Chart and figure data:
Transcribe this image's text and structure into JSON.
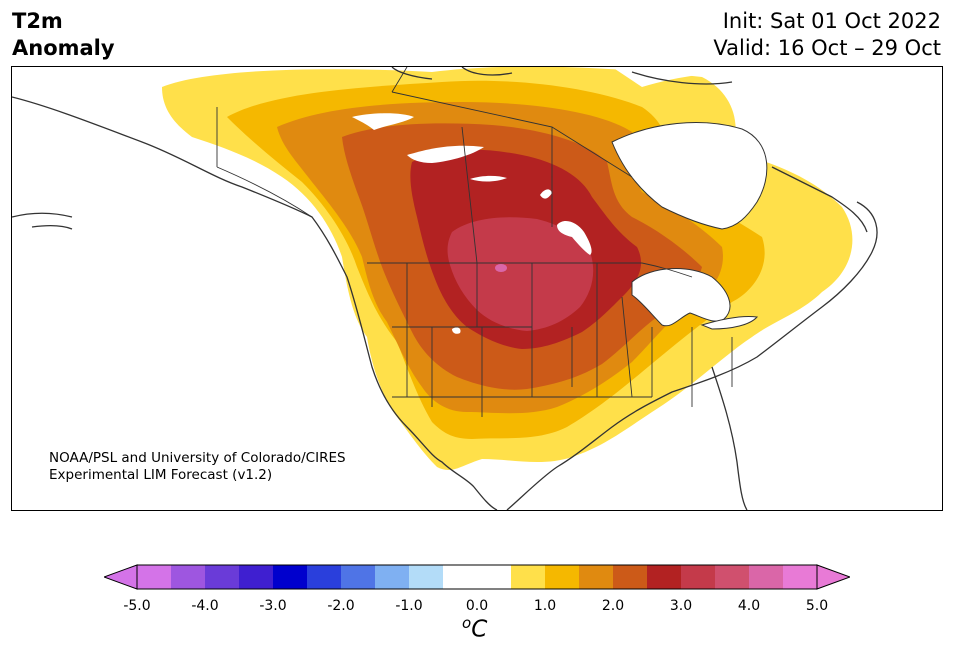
{
  "title": {
    "line1": "T2m",
    "line2": "Anomaly",
    "init": "Init: Sat 01 Oct 2022",
    "valid": "Valid: 16 Oct – 29 Oct"
  },
  "credit": {
    "line1": "NOAA/PSL and University of Colorado/CIRES",
    "line2": "Experimental LIM Forecast (v1.2)"
  },
  "colorbar": {
    "colors": [
      "#d473e8",
      "#9e56e0",
      "#6a3bd8",
      "#3f1fd0",
      "#0000cd",
      "#2a3fdc",
      "#4f74e6",
      "#7fb0f2",
      "#b3dcf8",
      "#ffffff",
      "#ffffff",
      "#ffe04a",
      "#f5b800",
      "#e08a10",
      "#cc5a18",
      "#b22222",
      "#c43a4a",
      "#d0506e",
      "#da66a8",
      "#e87ad6"
    ],
    "ticks": [
      "-5.0",
      "-4.0",
      "-3.0",
      "-2.0",
      "-1.0",
      "0.0",
      "1.0",
      "2.0",
      "3.0",
      "4.0",
      "5.0"
    ],
    "units_base": "C",
    "units_sup": "o"
  },
  "map": {
    "contour_colors": {
      "c1": "#ffe04a",
      "c2": "#f5b800",
      "c3": "#e08a10",
      "c4": "#cc5a18",
      "c5": "#b22222",
      "c6": "#c43a4a"
    }
  }
}
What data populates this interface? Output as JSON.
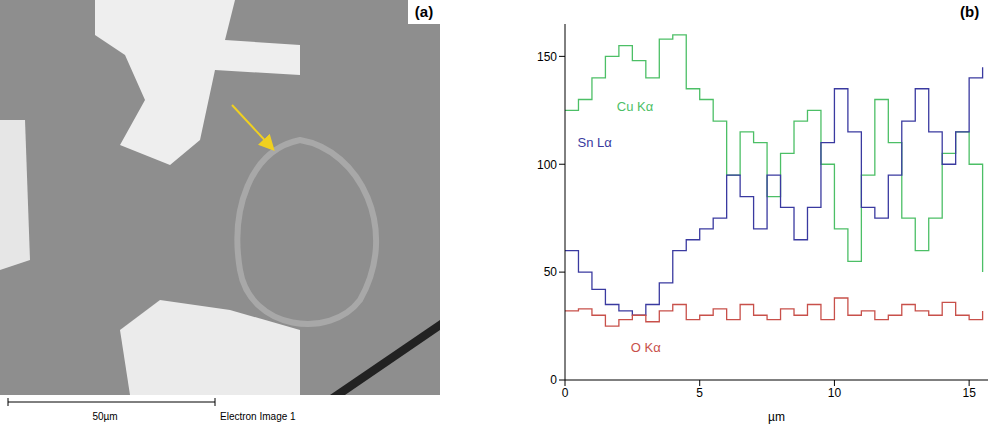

What is required: The material above must be printed exactly, with its pictures left out.

Complete output:
Transcribe this image's text and structure into JSON.
{
  "title": {
    "line1": "T2m",
    "line2": "Anomaly",
    "init": "Init: Sat 01 Oct 2022",
    "valid": "Valid: 16 Oct – 29 Oct"
  },
  "credit": {
    "line1": "NOAA/PSL and University of Colorado/CIRES",
    "line2": "Experimental LIM Forecast (v1.2)"
  },
  "colorbar": {
    "colors": [
      "#d473e8",
      "#9e56e0",
      "#6a3bd8",
      "#3f1fd0",
      "#0000cd",
      "#2a3fdc",
      "#4f74e6",
      "#7fb0f2",
      "#b3dcf8",
      "#ffffff",
      "#ffffff",
      "#ffe04a",
      "#f5b800",
      "#e08a10",
      "#cc5a18",
      "#b22222",
      "#c43a4a",
      "#d0506e",
      "#da66a8",
      "#e87ad6"
    ],
    "ticks": [
      "-5.0",
      "-4.0",
      "-3.0",
      "-2.0",
      "-1.0",
      "0.0",
      "1.0",
      "2.0",
      "3.0",
      "4.0",
      "5.0"
    ],
    "units_base": "C",
    "units_sup": "o"
  },
  "map": {
    "contour_colors": {
      "c1": "#ffe04a",
      "c2": "#f5b800",
      "c3": "#e08a10",
      "c4": "#cc5a18",
      "c5": "#b22222",
      "c6": "#c43a4a"
    }
  }
}
What data populates this interface? Output as JSON.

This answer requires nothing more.